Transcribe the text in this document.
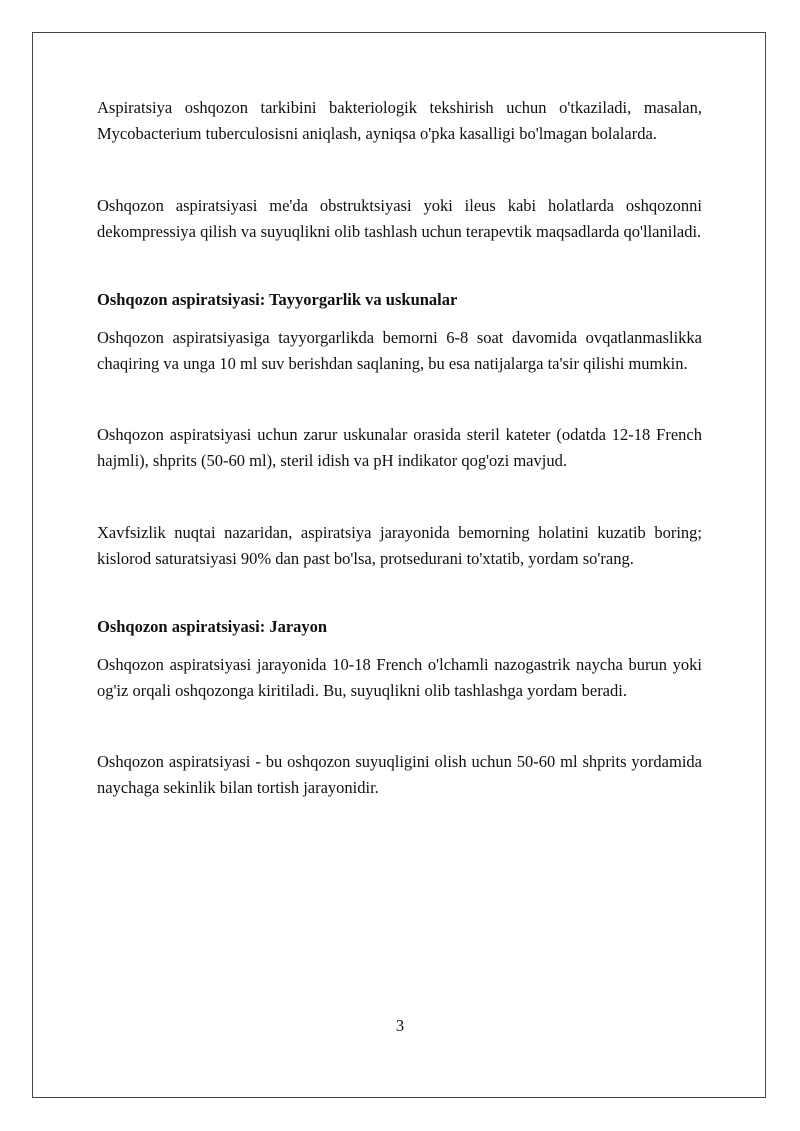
Aspiratsiya oshqozon tarkibini bakteriologik tekshirish uchun o'tkaziladi, masalan, Mycobacterium tuberculosisni aniqlash, ayniqsa o'pka kasalligi bo'lmagan bolalarda.

Oshqozon aspiratsiyasi me'da obstruktsiyasi yoki ileus kabi holatlarda oshqozonni dekompressiya qilish va suyuqlikni olib tashlash uchun terapevtik maqsadlarda qo'llaniladi.

Oshqozon aspiratsiyasi: Tayyorgarlik va uskunalar

Oshqozon aspiratsiyasiga tayyorgarlikda bemorni 6-8 soat davomida ovqatlanmaslikka chaqiring va unga 10 ml suv berishdan saqlaning, bu esa natijalarga ta'sir qilishi mumkin.

Oshqozon aspiratsiyasi uchun zarur uskunalar orasida steril kateter (odatda 12-18 French hajmli), shprits (50-60 ml), steril idish va pH indikator qog'ozi mavjud.

Xavfsizlik nuqtai nazaridan, aspiratsiya jarayonida bemorning holatini kuzatib boring; kislorod saturatsiyasi 90% dan past bo'lsa, protsedurani to'xtatib, yordam so'rang.

Oshqozon aspiratsiyasi: Jarayon

Oshqozon aspiratsiyasi jarayonida 10-18 French o'lchamli nazogastrik naycha burun yoki og'iz orqali oshqozonga kiritiladi. Bu, suyuqlikni olib tashlashga yordam beradi.

Oshqozon aspiratsiyasi - bu oshqozon suyuqligini olish uchun 50-60 ml shprits yordamida naychaga sekinlik bilan tortish jarayonidir.

3
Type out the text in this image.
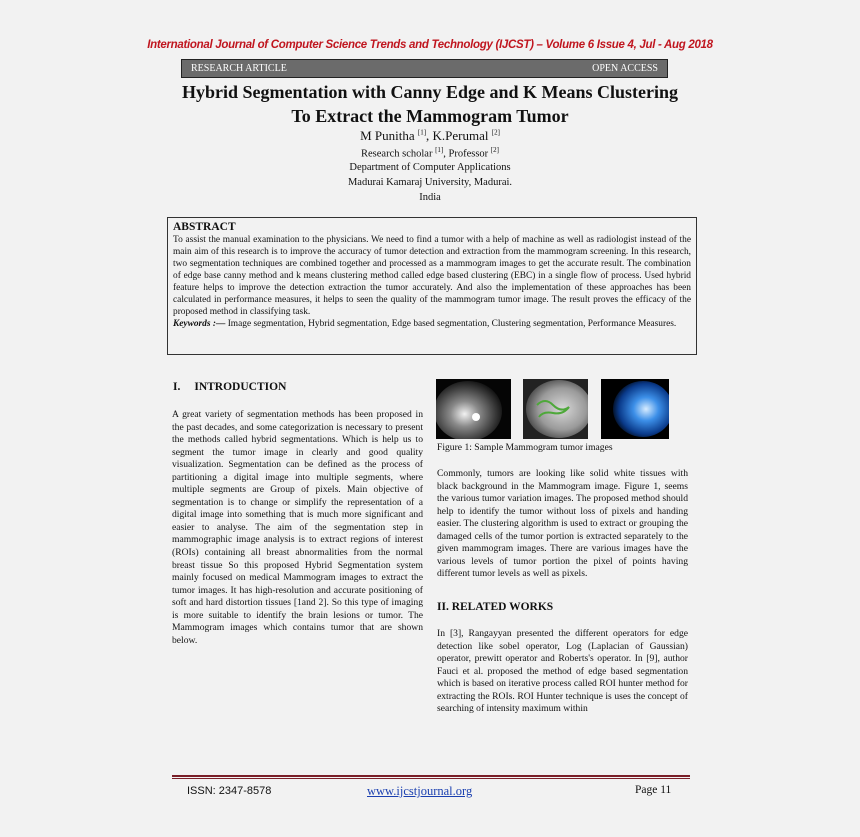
International Journal of Computer Science Trends and Technology (IJCST) – Volume 6 Issue 4, Jul - Aug 2018
RESEARCH ARTICLE	OPEN ACCESS
Hybrid Segmentation with Canny Edge and K Means Clustering
To Extract the Mammogram Tumor
M Punitha [1], K.Perumal [2]
Research scholar [1], Professor [2]
Department of Computer Applications
Madurai Kamaraj University, Madurai.
India
ABSTRACT

To assist the manual examination to the physicians. We need to find a tumor with a help of machine as well as radiologist instead of the main aim of this research is to improve the accuracy of tumor detection and extraction from the mammogram screening. In this research, two segmentation techniques are combined together and processed as a mammogram images to get the accurate result. The combination of edge base canny method and k means clustering method called edge based clustering (EBC) in a single flow of process. Used hybrid feature helps to improve the detection extraction the tumor accurately. And also the implementation of these approaches has been calculated in performance measures, it helps to seen the quality of the mammogram tumor image. The result proves the efficacy of the proposed method in classifying task.

Keywords :— Image segmentation, Hybrid segmentation, Edge based segmentation, Clustering segmentation, Performance Measures.

I. INTRODUCTION

A great variety of segmentation methods has been proposed in the past decades, and some categorization is necessary to present the methods called hybrid segmentations. Which is help us to segment the tumor image in clearly and good quality visualization. Segmentation can be defined as the process of partitioning a digital image into multiple segments, where multiple segments are Group of pixels. Main objective of segmentation is to change or simplify the representation of a digital image into something that is much more significant and easier to analyse. The aim of the segmentation step in mammographic image analysis is to extract regions of interest (ROIs) containing all breast abnormalities from the normal breast tissue So this proposed Hybrid Segmentation system mainly focused on medical Mammogram images to extract the tumor images. It has high-resolution and accurate positioning of soft and hard distortion tissues [1and 2]. So this type of imaging is more suitable to identify the brain lesions or tumor. The Mammogram images which contains tumor that are shown below.

Figure 1: Sample Mammogram tumor images

Commonly, tumors are looking like solid white tissues with black background in the Mammogram image. Figure 1, seems the various tumor variation images. The proposed method should help to identify the tumor without loss of pixels and handing easier. The clustering algorithm is used to extract or grouping the damaged cells of the tumor portion is extracted separately to the given mammogram images. There are various images have the various levels of tumor portion the pixel of points having different tumor levels as well as pixels.

II. RELATED WORKS

In [3], Rangayyan presented the different operators for edge detection like sobel operator, Log (Laplacian of Gaussian) operator, prewitt operator and Roberts's operator. In [9], author Fauci et al. proposed the method of edge based segmentation which is based on iterative process called ROI hunter method for extracting the ROIs. ROI Hunter technique is uses the concept of searching of intensity maximum within

ISSN: 2347-8578	www.ijcstjournal.org	Page 11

§ **How to complete this task**: Reproduce each line of the material in which the string "suyuqlikni" occurs.

§ **Your solution**:
Oshqozon aspiratsiyasi me'da obstruktsiyasi yoki ileus kabi holatlarda oshqozonni dekompressiya qilish va suyuqlikni olib tashlash uchun terapevtik maqsadlarda qo'llaniladi.
Oshqozon aspiratsiyasi jarayonida 10-18 French o'lchamli nazogastrik naycha burun yoki og'iz orqali oshqozonga kiritiladi. Bu, suyuqlikni olib tashlashga yordam beradi.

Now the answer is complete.